* **Short problem**
Of all the lines in the material, how many include the word "structure"? Reply with the number alone.
↓
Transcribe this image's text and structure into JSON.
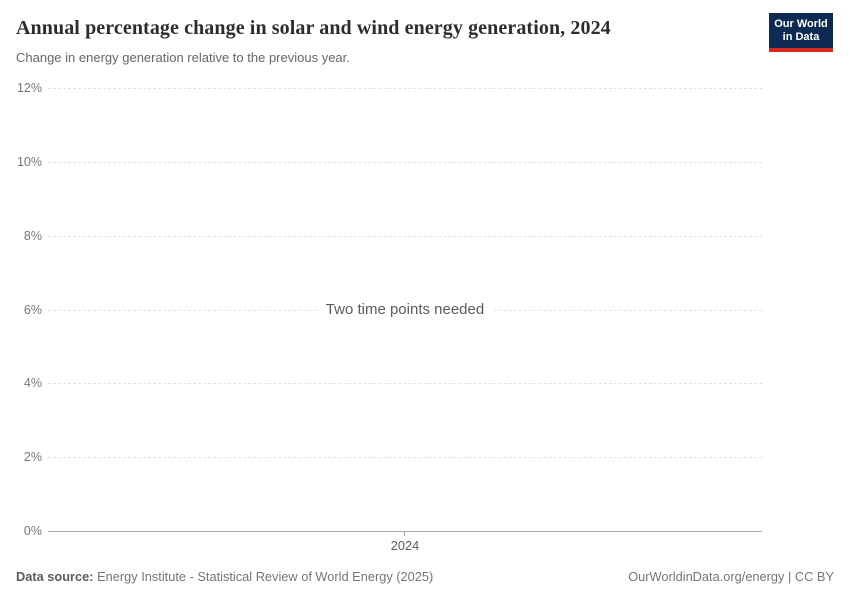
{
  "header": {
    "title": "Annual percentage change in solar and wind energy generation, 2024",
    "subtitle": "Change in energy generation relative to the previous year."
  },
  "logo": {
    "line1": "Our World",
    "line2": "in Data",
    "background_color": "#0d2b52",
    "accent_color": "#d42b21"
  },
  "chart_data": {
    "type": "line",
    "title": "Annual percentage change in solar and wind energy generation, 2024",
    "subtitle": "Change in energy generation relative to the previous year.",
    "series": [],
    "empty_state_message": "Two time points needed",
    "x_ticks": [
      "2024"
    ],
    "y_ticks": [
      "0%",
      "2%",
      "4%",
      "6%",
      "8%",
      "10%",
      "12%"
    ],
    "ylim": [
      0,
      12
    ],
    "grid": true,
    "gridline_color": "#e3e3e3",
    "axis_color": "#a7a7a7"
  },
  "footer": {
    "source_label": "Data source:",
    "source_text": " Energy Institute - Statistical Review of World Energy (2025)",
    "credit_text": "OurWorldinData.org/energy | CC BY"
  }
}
↑
↓
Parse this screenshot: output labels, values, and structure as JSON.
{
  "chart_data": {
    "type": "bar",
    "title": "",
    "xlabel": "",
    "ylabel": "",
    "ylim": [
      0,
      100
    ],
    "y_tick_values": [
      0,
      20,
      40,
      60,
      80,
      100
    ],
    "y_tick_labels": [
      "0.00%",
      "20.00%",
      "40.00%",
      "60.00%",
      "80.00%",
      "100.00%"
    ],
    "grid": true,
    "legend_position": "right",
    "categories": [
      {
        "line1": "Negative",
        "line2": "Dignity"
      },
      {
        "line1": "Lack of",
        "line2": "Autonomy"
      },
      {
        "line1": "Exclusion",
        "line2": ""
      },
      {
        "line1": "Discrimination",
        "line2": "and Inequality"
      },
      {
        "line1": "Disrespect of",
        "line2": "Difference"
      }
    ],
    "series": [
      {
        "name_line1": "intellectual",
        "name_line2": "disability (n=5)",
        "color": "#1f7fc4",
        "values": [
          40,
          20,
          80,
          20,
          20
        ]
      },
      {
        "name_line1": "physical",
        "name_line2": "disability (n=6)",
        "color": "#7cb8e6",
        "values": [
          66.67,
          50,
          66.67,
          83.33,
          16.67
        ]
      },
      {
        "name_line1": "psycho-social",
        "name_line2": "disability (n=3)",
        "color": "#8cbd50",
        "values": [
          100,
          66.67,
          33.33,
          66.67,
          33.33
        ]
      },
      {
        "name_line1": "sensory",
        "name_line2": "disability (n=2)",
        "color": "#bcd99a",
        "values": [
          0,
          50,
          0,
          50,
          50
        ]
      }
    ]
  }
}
↑
* **Full answer**
2